EXERCISE PROMPT:
Reproduce the rows starting at the one containing "Where is each" and ending at the one containing "157, 149, 170]", substituting "enclosing rectangle" for "bounding box" and keeping everything else unchanged. Leave the pictures out of your answer.

DATA TO PROCESS:
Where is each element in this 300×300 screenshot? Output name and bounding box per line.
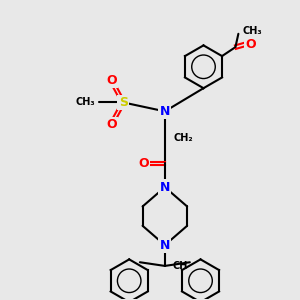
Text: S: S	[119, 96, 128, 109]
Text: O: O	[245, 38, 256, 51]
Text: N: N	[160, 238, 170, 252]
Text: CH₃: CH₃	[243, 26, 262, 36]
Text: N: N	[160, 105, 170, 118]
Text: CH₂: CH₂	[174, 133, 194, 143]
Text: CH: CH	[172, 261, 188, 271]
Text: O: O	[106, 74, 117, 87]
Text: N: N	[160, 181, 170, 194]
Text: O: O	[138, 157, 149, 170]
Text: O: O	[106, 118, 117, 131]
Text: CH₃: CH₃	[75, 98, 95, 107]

==

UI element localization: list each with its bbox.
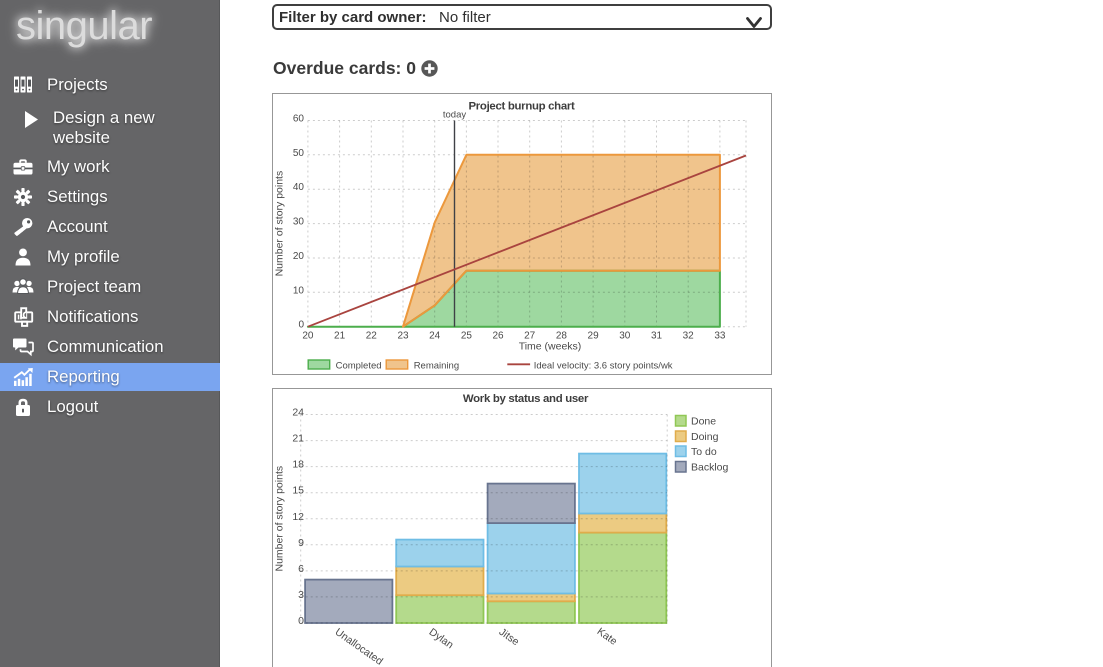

THE SOLUTION:
Where is each element in this 300×300 screenshot? Output name and enclosing rectangle per line.
Text: S: S	[119, 96, 128, 109]
Text: O: O	[245, 38, 256, 51]
Text: N: N	[160, 238, 170, 252]
Text: CH₃: CH₃	[243, 26, 262, 36]
Text: N: N	[160, 105, 170, 118]
Text: CH₂: CH₂	[174, 133, 194, 143]
Text: CH: CH	[172, 261, 188, 271]
Text: O: O	[106, 74, 117, 87]
Text: N: N	[160, 181, 170, 194]
Text: O: O	[138, 157, 149, 170]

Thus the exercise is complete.